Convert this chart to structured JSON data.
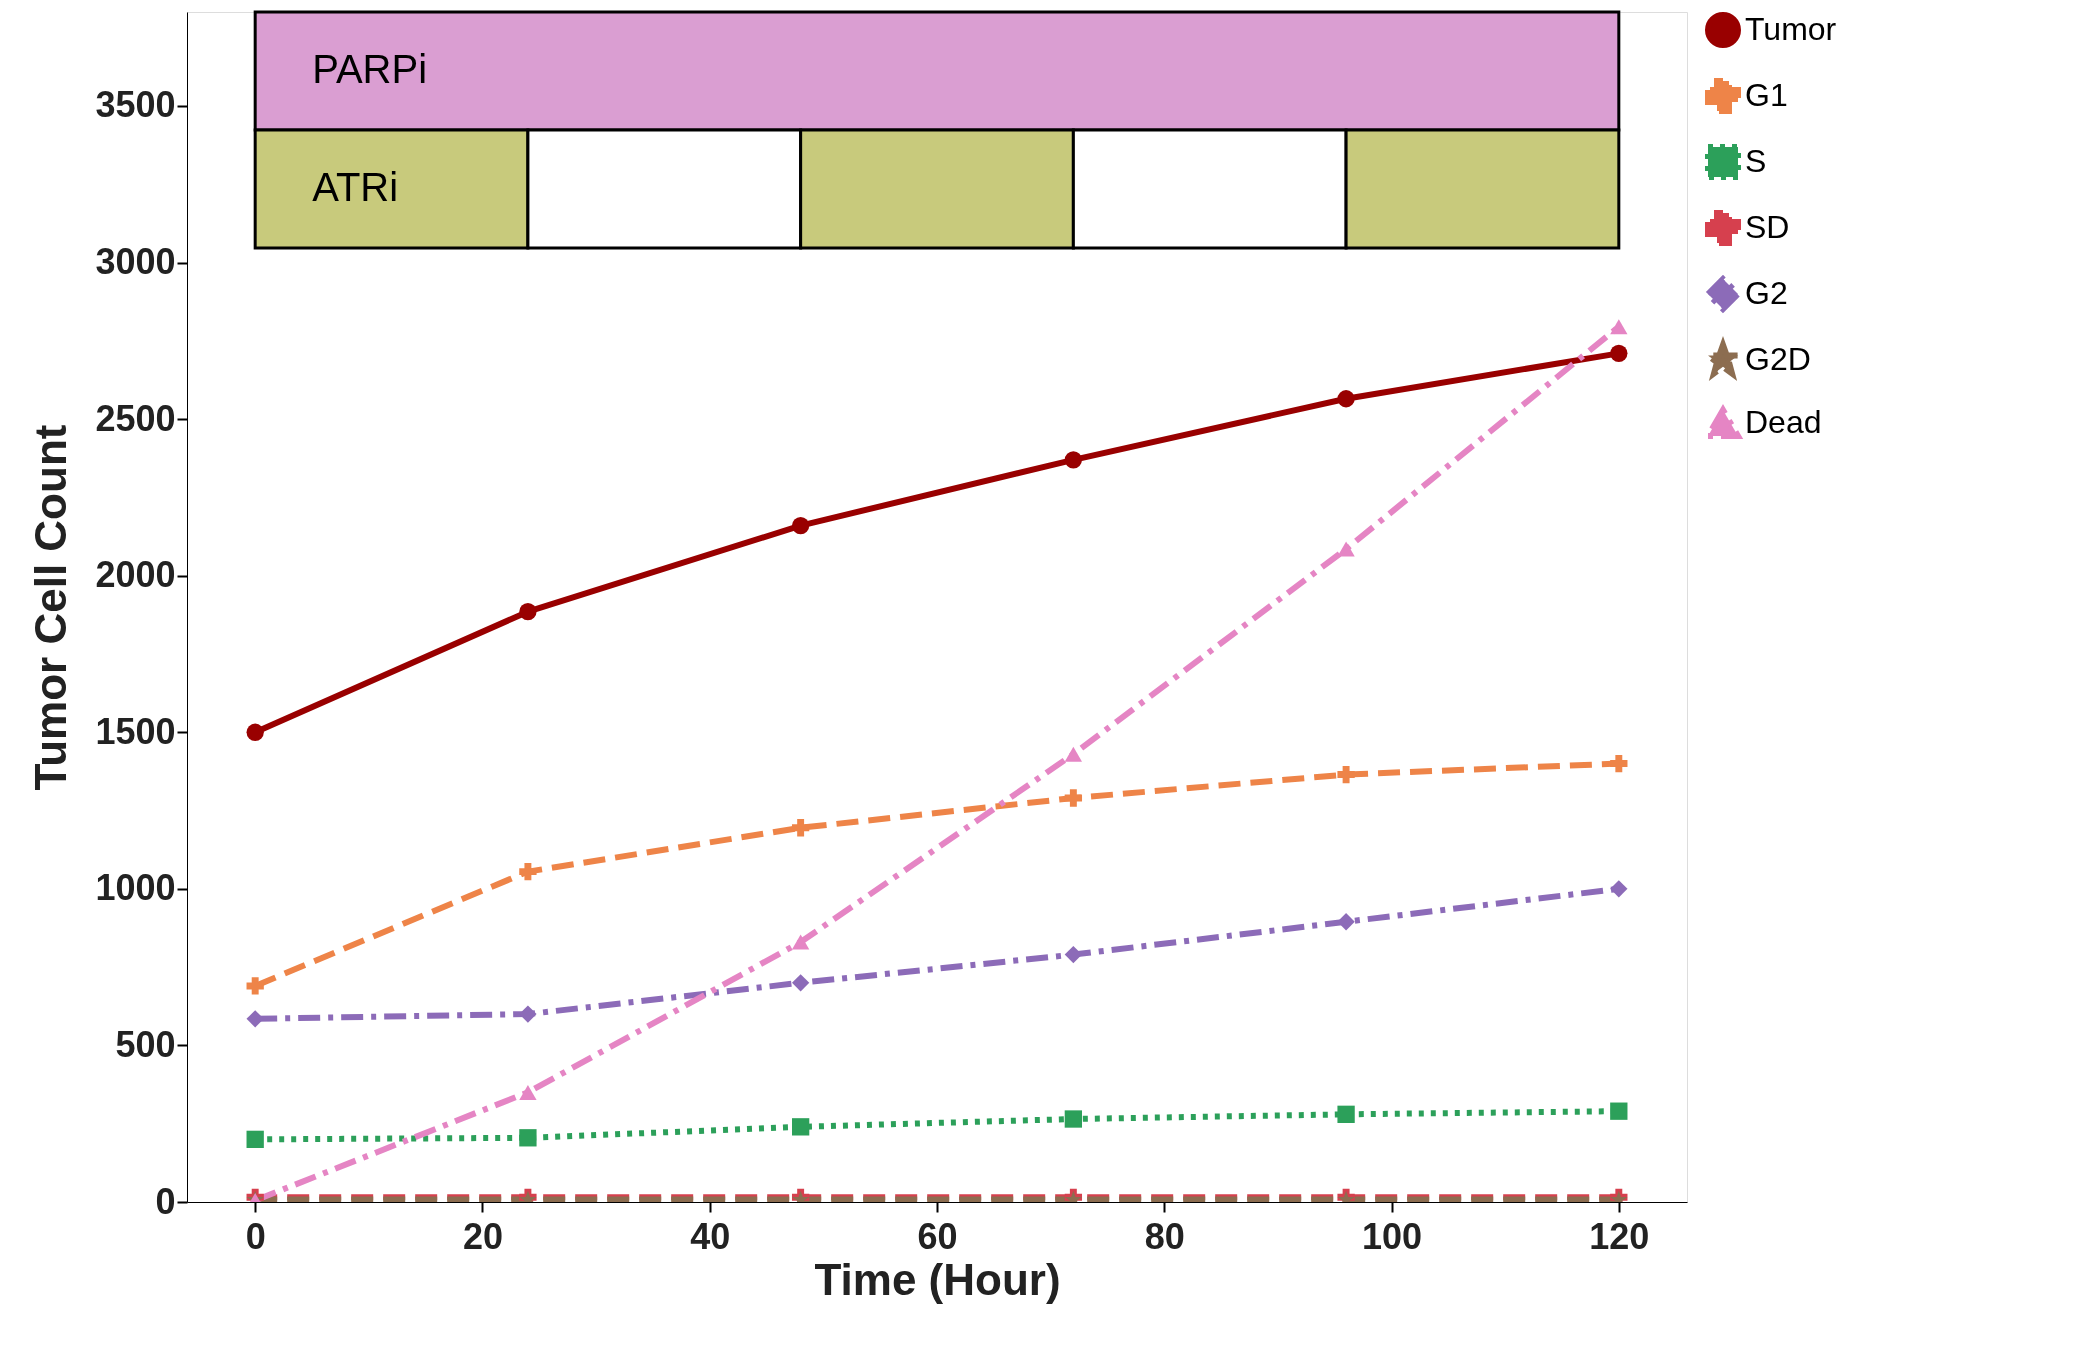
{
  "chart_data": {
    "type": "line",
    "xlabel": "Time (Hour)",
    "ylabel": "Tumor Cell Count",
    "x": [
      0,
      24,
      48,
      72,
      96,
      120
    ],
    "xlim": [
      -6,
      126
    ],
    "xticks": [
      0,
      20,
      40,
      60,
      80,
      100,
      120
    ],
    "ylim": [
      0,
      3800
    ],
    "yticks": [
      0,
      500,
      1000,
      1500,
      2000,
      2500,
      3000,
      3500
    ],
    "grid": false,
    "legend": "right",
    "series": [
      {
        "name": "Tumor",
        "color": "#990000",
        "marker": "circle",
        "line_style": "solid",
        "values": [
          1500,
          1885,
          2160,
          2370,
          2565,
          2710
        ]
      },
      {
        "name": "G1",
        "color": "#ee8448",
        "marker": "cross",
        "line_style": "dashed",
        "values": [
          690,
          1055,
          1195,
          1290,
          1365,
          1400
        ]
      },
      {
        "name": "S",
        "color": "#2ca05a",
        "marker": "square",
        "line_style": "dotted",
        "values": [
          200,
          205,
          240,
          265,
          280,
          290
        ]
      },
      {
        "name": "SD",
        "color": "#d6404e",
        "marker": "cross",
        "line_style": "dashed",
        "values": [
          15,
          15,
          15,
          15,
          15,
          15
        ]
      },
      {
        "name": "G2",
        "color": "#8c6bb8",
        "marker": "diamond",
        "line_style": "dashdot",
        "values": [
          585,
          600,
          700,
          790,
          895,
          1000
        ]
      },
      {
        "name": "G2D",
        "color": "#8c6d50",
        "marker": "star",
        "line_style": "dashed",
        "values": [
          8,
          8,
          8,
          8,
          8,
          8
        ]
      },
      {
        "name": "Dead",
        "color": "#e585c4",
        "marker": "triangle",
        "line_style": "dashdot",
        "values": [
          5,
          350,
          830,
          1430,
          2085,
          2795
        ]
      }
    ],
    "bands": [
      {
        "axis": "x",
        "from": 0,
        "to": 120,
        "label": "PARPi",
        "color": "#da9ed2"
      },
      {
        "axis": "x",
        "from": 0,
        "to": 24,
        "label": "ATRi",
        "color": "#c8ca7c"
      },
      {
        "axis": "x",
        "from": 24,
        "to": 48,
        "label": null,
        "color": "#ffffff"
      },
      {
        "axis": "x",
        "from": 48,
        "to": 72,
        "label": null,
        "color": "#c8ca7c"
      },
      {
        "axis": "x",
        "from": 72,
        "to": 96,
        "label": null,
        "color": "#ffffff"
      },
      {
        "axis": "x",
        "from": 96,
        "to": 120,
        "label": null,
        "color": "#c8ca7c"
      }
    ]
  }
}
########################################
# [Exercise directions]
Scanning the data above, count the lines in which the string "name" occurs and state only the count.

# [Reply]
7